◆ Entries taken from a collection
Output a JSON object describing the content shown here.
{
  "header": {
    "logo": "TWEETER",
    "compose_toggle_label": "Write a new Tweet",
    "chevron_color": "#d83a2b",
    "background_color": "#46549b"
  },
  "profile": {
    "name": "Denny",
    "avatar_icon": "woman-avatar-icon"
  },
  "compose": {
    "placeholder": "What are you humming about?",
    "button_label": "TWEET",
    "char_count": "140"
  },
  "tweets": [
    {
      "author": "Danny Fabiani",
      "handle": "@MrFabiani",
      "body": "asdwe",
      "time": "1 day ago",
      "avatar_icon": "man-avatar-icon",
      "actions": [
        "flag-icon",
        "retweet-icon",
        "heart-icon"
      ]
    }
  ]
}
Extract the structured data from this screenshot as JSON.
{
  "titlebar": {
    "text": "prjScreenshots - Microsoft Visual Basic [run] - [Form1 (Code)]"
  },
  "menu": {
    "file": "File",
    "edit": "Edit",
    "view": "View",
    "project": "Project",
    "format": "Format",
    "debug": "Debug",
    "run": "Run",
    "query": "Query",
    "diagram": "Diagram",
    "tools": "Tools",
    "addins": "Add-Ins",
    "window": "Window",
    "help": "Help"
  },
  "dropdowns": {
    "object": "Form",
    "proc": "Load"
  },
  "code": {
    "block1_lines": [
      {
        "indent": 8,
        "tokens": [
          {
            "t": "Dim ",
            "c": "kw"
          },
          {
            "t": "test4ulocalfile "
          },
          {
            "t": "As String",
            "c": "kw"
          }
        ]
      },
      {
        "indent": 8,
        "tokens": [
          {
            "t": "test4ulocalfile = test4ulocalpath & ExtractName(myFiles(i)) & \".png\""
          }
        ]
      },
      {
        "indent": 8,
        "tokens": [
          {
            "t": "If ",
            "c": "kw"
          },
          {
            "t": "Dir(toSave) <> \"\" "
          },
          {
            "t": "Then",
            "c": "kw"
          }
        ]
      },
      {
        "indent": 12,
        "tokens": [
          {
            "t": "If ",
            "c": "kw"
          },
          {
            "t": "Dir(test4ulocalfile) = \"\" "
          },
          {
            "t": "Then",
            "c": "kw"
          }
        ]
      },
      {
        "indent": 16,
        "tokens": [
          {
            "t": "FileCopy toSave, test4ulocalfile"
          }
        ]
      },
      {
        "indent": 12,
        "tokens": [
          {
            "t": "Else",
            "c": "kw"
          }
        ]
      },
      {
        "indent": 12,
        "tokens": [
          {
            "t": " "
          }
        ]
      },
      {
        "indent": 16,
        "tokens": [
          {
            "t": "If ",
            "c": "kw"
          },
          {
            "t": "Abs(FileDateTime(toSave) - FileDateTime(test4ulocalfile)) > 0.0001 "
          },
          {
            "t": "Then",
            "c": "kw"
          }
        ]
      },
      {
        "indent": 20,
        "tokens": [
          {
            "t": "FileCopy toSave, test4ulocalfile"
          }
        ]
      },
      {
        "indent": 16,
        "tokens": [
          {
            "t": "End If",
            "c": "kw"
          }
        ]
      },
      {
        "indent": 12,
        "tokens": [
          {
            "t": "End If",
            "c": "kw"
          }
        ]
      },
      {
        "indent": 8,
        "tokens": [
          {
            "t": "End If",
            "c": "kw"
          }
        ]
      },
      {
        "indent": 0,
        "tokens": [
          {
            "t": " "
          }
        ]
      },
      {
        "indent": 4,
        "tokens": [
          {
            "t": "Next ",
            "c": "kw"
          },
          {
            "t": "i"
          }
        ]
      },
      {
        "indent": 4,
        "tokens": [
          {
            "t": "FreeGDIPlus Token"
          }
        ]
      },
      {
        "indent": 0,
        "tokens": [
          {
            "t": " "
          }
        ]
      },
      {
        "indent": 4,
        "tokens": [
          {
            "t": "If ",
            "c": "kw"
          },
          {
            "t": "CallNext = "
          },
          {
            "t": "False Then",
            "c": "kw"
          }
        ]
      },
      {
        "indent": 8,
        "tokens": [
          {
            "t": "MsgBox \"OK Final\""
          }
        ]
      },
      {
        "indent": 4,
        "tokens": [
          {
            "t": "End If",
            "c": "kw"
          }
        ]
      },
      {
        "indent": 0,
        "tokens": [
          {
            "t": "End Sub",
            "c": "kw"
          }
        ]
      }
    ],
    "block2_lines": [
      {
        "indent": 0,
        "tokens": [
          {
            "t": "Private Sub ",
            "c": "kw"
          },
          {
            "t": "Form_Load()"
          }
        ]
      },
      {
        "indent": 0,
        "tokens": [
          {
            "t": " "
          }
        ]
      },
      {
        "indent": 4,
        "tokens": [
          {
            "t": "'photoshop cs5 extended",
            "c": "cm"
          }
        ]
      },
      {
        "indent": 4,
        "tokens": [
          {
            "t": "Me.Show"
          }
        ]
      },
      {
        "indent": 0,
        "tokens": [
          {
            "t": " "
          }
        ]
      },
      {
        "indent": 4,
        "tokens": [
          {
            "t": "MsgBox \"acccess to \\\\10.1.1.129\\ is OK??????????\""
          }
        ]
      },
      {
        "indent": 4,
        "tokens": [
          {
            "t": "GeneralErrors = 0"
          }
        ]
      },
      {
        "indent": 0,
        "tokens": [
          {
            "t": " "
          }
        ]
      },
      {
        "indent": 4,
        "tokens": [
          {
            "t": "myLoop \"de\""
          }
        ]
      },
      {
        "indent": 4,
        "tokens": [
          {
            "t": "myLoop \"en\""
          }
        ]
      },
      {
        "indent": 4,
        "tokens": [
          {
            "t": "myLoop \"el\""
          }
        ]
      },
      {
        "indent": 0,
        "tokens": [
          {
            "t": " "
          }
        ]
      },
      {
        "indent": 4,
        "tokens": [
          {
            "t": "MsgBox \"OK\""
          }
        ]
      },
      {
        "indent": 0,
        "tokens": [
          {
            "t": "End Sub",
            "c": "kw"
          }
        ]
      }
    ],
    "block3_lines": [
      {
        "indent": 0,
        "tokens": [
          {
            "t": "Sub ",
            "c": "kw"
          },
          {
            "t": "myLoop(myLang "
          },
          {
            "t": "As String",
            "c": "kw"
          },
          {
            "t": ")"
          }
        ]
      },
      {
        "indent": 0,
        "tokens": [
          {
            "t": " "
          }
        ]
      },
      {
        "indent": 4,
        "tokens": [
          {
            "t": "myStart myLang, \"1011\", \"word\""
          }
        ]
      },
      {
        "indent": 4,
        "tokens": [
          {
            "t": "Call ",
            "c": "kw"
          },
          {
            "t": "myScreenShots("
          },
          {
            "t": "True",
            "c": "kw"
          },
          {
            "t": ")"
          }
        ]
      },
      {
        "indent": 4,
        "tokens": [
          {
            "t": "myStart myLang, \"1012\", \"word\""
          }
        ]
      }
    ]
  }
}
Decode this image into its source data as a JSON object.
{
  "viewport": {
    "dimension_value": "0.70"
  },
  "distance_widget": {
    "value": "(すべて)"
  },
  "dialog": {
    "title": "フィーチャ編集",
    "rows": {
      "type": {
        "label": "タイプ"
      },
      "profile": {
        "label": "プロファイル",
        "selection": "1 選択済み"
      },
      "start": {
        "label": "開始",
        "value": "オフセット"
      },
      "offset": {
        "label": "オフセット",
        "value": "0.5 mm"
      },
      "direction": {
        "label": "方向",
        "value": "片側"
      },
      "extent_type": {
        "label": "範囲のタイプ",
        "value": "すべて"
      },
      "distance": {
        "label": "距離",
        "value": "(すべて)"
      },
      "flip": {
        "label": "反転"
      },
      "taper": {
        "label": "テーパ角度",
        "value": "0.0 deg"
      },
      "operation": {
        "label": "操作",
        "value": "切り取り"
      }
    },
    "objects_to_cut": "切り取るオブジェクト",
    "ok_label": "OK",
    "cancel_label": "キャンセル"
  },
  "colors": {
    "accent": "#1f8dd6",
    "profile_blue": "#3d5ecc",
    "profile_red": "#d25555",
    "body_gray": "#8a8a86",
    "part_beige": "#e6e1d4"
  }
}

◆ Work required
Copy every line in the records above that contains the word "myLoop".

◆ Answer to the task
            "t": "myLoop \"de\""
            "t": "myLoop \"en\""
            "t": "myLoop \"el\""
            "t": "myLoop(myLang "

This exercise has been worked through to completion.